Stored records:
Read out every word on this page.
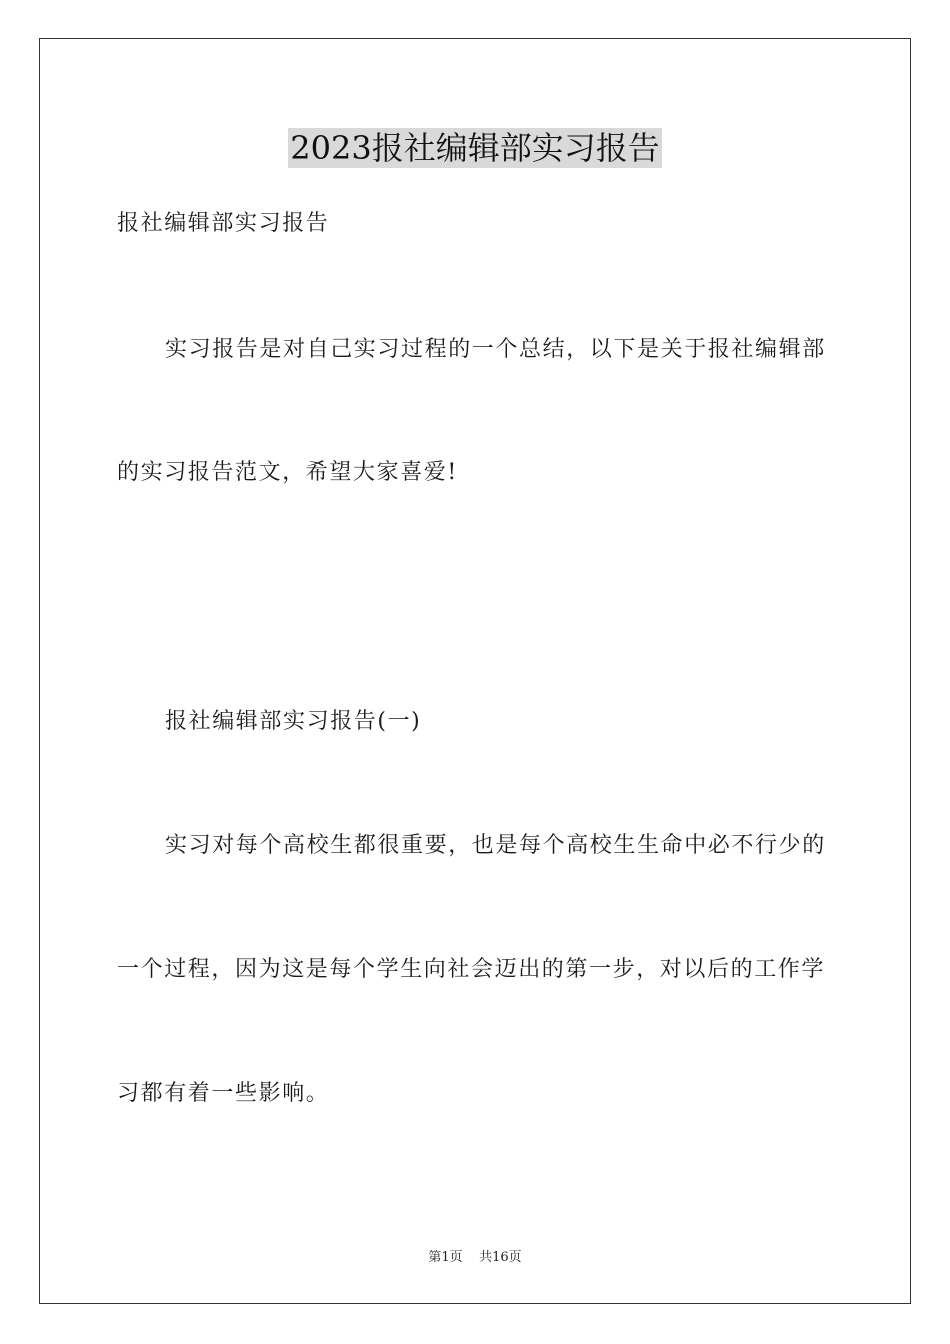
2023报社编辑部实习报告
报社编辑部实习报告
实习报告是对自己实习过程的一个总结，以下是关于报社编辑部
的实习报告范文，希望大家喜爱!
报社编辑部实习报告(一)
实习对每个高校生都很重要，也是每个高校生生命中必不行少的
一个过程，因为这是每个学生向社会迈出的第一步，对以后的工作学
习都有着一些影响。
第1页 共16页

What to produce → Print each entry shown above with exact wording and no pictures.

The output →
Read out every word on this page.
2023报社编辑部实习报告
报社编辑部实习报告
实习报告是对自己实习过程的一个总结，以下是关于报社编辑部
的实习报告范文，希望大家喜爱!
报社编辑部实习报告(一)
实习对每个高校生都很重要，也是每个高校生生命中必不行少的
一个过程，因为这是每个学生向社会迈出的第一步，对以后的工作学
习都有着一些影响。
第1页 共16页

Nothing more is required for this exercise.